### WHAT YOU NEED TO DO
Report only the number of lines in the records that contain the word "University".

________________________

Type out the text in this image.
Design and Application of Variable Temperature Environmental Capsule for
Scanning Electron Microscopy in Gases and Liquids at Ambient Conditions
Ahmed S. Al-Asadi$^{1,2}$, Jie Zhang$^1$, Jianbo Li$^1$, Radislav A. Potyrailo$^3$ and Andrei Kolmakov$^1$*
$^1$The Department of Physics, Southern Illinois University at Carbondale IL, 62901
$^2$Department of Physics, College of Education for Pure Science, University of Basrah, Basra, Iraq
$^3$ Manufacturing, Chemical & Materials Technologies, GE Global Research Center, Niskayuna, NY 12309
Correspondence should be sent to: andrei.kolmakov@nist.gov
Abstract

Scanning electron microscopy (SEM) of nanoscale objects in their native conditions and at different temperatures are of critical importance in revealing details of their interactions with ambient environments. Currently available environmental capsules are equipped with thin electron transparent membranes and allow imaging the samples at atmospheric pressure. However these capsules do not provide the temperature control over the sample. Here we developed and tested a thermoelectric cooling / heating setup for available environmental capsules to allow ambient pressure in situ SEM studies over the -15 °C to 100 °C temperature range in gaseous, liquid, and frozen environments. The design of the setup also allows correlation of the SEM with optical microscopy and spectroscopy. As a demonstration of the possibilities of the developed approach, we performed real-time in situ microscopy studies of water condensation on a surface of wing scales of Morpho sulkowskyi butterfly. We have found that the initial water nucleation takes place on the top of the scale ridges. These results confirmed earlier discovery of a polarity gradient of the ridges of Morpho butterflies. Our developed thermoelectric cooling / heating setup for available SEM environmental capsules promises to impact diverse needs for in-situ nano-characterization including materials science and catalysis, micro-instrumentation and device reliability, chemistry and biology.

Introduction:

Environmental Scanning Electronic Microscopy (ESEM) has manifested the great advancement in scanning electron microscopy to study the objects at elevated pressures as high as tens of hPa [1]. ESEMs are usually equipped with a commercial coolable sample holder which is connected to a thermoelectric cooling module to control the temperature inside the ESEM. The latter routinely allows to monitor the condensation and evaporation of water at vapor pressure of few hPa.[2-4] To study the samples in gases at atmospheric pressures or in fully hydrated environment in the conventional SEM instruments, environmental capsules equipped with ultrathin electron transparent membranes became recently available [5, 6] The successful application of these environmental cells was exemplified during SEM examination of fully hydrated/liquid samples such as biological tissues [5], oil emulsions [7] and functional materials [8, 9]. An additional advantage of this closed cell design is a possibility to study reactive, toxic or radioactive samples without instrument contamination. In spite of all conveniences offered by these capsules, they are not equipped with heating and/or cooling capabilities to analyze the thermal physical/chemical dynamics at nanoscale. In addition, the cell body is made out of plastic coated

________________________

### ANSWER
2